• Aim of the exercise:
Condense the paragraph in the sermon on God's insane love that begins "Today's surprising strategy" into a short bulleted list that keeps its main facts.

— begin Passage provided —

God’s Insane Love
- Relentlessly pursues sinners
- Hides treasure in the trash
- Makes trash into treasure
- Changes our perspective about trash and treasure
(Luke 20:9-19)
9He went on to tell the people this parable: “A man planted a vineyard, rented it to some farmers and went away for a long time. 10At harvest time he sent a servant to the tenants so they would give him some of the fruit of the vineyard. But the tenants beat him and sent him away empty-handed. 11He sent another servant, but that one also they beat and treated shamefully and sent away empty-handed. 12He sent still a third, and they wounded him and threw him out.
13“Then the owner of the vineyard said, ‘What shall I do? I will send my son, whom I love; perhaps they will respect him.’
14“But when the tenants saw him, they talked the matter over. ‘This is the heir,’ they said. ‘Let’s kill him, and the inheritance will be ours.’ 15So they threw him out of the vineyard and killed him.
“What then will the owner of the vineyard do to them? 16He will come and kill those tenants and give the vineyard to others.”
When the people heard this, they said, “God forbid!”
17Jesus looked directly at them and asked, “Then what is the meaning of that which is written:
“ ‘The stone the builders rejected
has become the cornerstone’?
18Everyone who falls on that stone will be broken to pieces; anyone on whom it falls will be crushed.”
19The teachers of the law and the chief priests looked for a way to arrest him immediately, because they knew he had spoken this parable against them. But they were afraid of the people.
Today’s surprising strategy- Hiding Treasure in the Trash– is not just surprising, but one might even describe it in worse terms like naïve, misguided, or foolish. You get why of course! Treasure should go in a safe or jewelry box Trash is icky and gross and needs to be thrown out and gotten rid of. Hence, it’s generally understood you would not want to put something valuable into or beside it because it would likely get thrown out or ruined. My 18 month old son Teddy was not aware of this nugget of truth when he took a freshly opened 5 pound jar of his treasured peanut butter out of the pantry, as he’s prone to do, and then, as he’s also prone to do, put it into the garbage, unbeknownst to his parents, and his dear old Dad took it out to the trash can, never to be seen again. At least, that’s what we assume happened unless someone broke into our house and stole only a jar of peanut butter.

— end Passage provided —
— begin Extracted data —

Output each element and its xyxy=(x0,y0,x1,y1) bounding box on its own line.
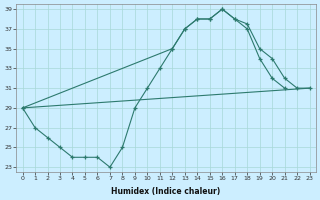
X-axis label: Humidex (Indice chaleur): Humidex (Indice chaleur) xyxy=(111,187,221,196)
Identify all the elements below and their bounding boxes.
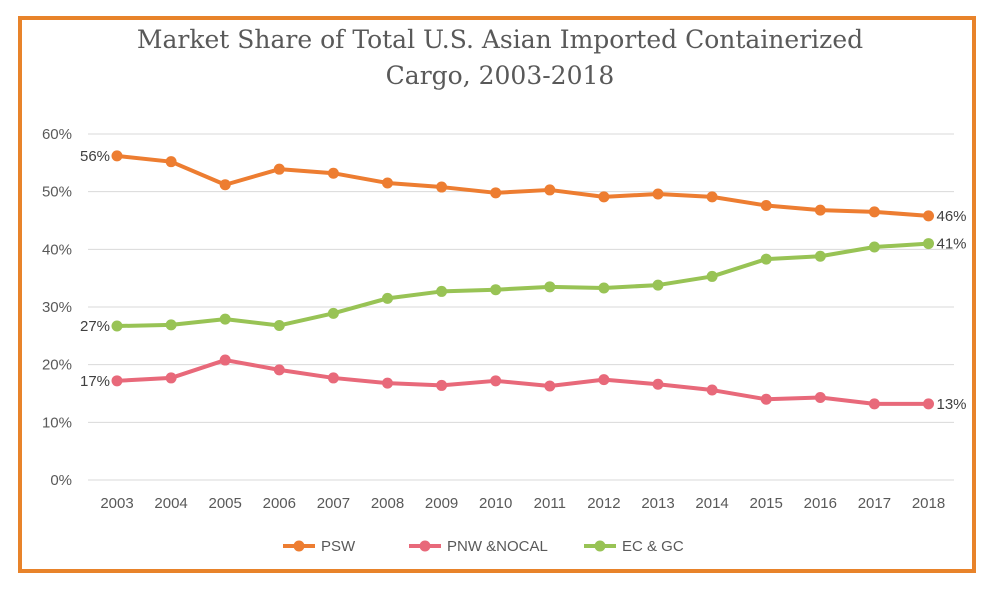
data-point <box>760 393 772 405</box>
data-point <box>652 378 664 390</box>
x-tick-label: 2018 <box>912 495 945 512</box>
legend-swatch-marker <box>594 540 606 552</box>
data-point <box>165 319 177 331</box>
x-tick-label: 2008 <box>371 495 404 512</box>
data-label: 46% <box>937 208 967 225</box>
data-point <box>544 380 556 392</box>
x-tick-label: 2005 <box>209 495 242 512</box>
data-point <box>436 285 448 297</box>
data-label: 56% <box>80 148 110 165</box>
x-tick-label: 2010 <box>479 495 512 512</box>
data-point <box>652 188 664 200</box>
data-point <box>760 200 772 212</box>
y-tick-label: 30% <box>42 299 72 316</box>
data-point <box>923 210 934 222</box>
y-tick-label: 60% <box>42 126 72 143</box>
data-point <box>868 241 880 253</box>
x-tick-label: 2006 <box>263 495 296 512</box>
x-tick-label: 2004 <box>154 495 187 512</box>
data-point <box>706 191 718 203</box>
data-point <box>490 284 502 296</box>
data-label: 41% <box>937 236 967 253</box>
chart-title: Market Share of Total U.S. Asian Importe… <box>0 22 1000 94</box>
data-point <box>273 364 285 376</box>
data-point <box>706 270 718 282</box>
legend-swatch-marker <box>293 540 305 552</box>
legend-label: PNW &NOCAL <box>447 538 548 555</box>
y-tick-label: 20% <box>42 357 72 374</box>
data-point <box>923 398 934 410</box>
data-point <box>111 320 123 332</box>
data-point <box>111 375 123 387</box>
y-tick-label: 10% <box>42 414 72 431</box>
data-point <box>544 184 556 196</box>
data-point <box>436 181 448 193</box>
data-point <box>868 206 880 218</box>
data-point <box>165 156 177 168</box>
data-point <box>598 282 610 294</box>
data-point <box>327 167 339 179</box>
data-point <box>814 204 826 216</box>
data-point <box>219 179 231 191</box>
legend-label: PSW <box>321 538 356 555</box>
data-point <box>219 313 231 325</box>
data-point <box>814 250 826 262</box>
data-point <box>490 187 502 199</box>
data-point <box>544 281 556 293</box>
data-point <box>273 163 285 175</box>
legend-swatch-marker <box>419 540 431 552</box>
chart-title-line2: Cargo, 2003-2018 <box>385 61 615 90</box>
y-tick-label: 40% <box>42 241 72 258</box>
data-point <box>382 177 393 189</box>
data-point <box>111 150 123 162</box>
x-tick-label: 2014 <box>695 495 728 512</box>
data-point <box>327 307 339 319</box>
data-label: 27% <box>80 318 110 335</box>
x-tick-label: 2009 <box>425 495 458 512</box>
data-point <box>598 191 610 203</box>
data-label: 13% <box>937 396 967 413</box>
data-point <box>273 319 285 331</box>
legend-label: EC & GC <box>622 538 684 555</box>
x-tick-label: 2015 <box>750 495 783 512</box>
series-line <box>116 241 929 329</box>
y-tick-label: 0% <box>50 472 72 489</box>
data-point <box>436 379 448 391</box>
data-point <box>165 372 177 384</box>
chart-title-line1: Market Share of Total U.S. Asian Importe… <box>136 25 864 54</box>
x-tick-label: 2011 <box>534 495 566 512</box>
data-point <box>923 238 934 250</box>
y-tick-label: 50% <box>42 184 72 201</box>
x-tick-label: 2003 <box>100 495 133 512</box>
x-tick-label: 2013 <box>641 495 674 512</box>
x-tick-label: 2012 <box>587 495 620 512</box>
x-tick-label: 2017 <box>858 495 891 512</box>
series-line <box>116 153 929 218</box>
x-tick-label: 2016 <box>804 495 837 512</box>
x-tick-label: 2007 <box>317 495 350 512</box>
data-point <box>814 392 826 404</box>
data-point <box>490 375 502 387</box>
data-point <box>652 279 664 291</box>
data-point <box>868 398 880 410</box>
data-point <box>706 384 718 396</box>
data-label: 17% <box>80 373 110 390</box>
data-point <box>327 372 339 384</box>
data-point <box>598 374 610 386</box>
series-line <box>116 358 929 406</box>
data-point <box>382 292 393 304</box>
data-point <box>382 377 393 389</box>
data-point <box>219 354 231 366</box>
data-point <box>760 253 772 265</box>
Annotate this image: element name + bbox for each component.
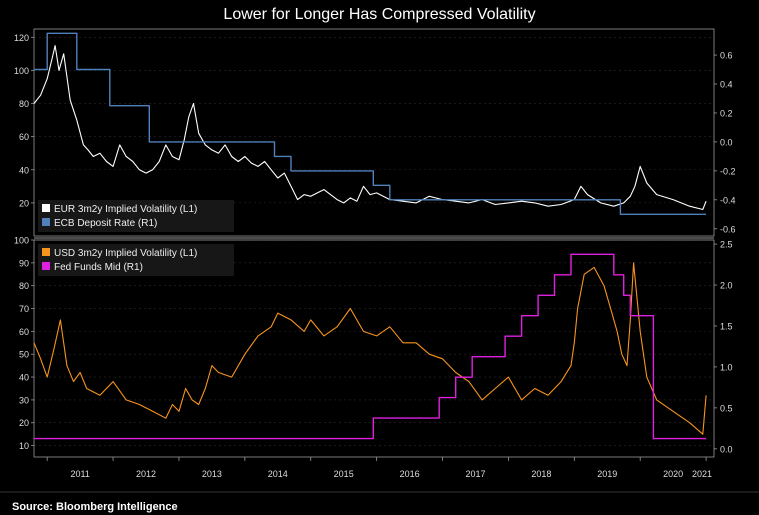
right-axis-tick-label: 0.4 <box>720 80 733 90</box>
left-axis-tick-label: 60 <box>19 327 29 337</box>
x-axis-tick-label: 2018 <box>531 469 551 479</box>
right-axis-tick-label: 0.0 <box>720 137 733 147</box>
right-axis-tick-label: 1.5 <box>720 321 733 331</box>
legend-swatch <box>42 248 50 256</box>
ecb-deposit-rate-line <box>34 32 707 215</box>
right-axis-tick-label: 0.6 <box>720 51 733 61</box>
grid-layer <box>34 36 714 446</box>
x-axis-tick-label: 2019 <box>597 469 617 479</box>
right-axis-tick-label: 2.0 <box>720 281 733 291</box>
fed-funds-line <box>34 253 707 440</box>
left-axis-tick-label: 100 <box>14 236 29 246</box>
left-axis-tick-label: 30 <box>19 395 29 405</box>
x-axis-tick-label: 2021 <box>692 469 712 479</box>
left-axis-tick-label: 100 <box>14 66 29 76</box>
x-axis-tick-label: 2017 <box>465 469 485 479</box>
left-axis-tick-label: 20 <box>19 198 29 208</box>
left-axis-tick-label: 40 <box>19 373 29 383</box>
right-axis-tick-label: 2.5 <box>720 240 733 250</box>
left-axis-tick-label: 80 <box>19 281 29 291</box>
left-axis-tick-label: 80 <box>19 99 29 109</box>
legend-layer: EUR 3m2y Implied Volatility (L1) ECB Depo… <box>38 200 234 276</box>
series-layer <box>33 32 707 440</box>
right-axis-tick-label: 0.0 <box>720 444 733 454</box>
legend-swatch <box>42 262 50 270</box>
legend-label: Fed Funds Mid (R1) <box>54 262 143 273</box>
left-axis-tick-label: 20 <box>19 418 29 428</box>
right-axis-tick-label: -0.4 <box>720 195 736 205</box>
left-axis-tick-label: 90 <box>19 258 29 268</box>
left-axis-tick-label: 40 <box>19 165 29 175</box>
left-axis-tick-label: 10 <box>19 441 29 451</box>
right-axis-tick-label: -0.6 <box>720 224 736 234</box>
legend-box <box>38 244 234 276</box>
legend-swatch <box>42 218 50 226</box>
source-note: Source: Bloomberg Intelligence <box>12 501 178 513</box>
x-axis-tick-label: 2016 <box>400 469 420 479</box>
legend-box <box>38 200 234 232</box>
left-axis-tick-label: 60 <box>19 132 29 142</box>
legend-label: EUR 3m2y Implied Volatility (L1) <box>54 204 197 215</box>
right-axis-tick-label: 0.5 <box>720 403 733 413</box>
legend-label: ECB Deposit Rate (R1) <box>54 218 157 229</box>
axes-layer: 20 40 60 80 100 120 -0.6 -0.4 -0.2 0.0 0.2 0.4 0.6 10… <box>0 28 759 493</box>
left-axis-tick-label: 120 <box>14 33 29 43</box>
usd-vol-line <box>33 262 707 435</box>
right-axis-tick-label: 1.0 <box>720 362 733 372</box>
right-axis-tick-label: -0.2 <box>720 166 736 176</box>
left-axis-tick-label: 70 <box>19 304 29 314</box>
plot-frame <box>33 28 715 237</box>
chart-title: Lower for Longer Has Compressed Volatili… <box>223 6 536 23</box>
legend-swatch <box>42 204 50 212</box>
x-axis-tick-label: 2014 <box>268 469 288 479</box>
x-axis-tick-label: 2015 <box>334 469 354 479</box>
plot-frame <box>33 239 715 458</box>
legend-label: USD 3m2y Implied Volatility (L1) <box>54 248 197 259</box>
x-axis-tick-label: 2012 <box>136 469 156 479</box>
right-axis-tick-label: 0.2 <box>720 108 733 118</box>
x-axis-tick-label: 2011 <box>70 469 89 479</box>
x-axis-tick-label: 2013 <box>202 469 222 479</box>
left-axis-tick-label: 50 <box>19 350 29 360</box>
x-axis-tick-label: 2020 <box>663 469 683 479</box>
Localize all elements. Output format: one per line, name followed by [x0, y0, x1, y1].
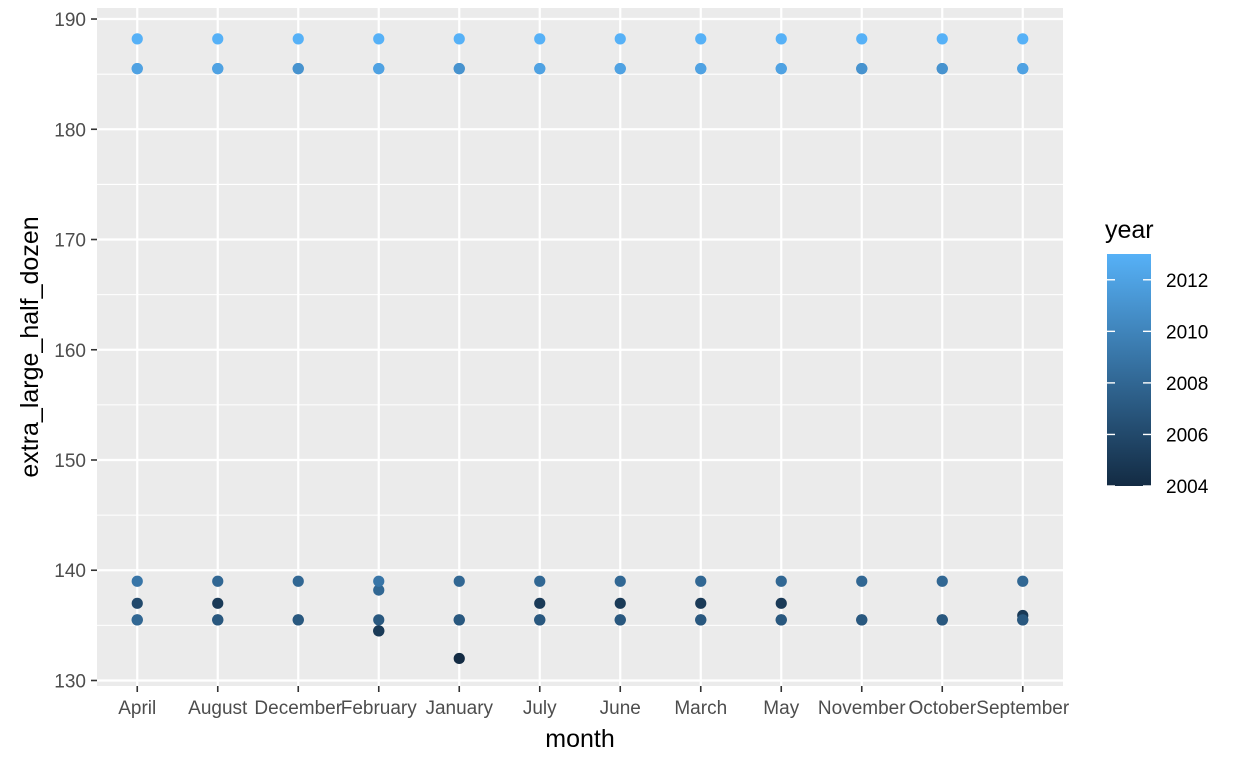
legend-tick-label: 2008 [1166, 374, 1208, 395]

— end Extracted data —

• Exercise answer:
- The strategy "Hiding Treasure in the Trash" is surprising and could even be called naïve, misguided, or foolish.
- Treasure belongs in a safe or jewelry box, while trash is gross and gets thrown out, so people avoid putting valuables in or beside it.
- Teddy, the 18-month-old son, took a freshly opened 5-pound jar of his treasured peanut butter from the pantry and put it in the garbage without his parents knowing.
- His dad took the garbage out to the trash can, and the jar was never seen again, unless someone broke in and stole only a jar of peanut butter.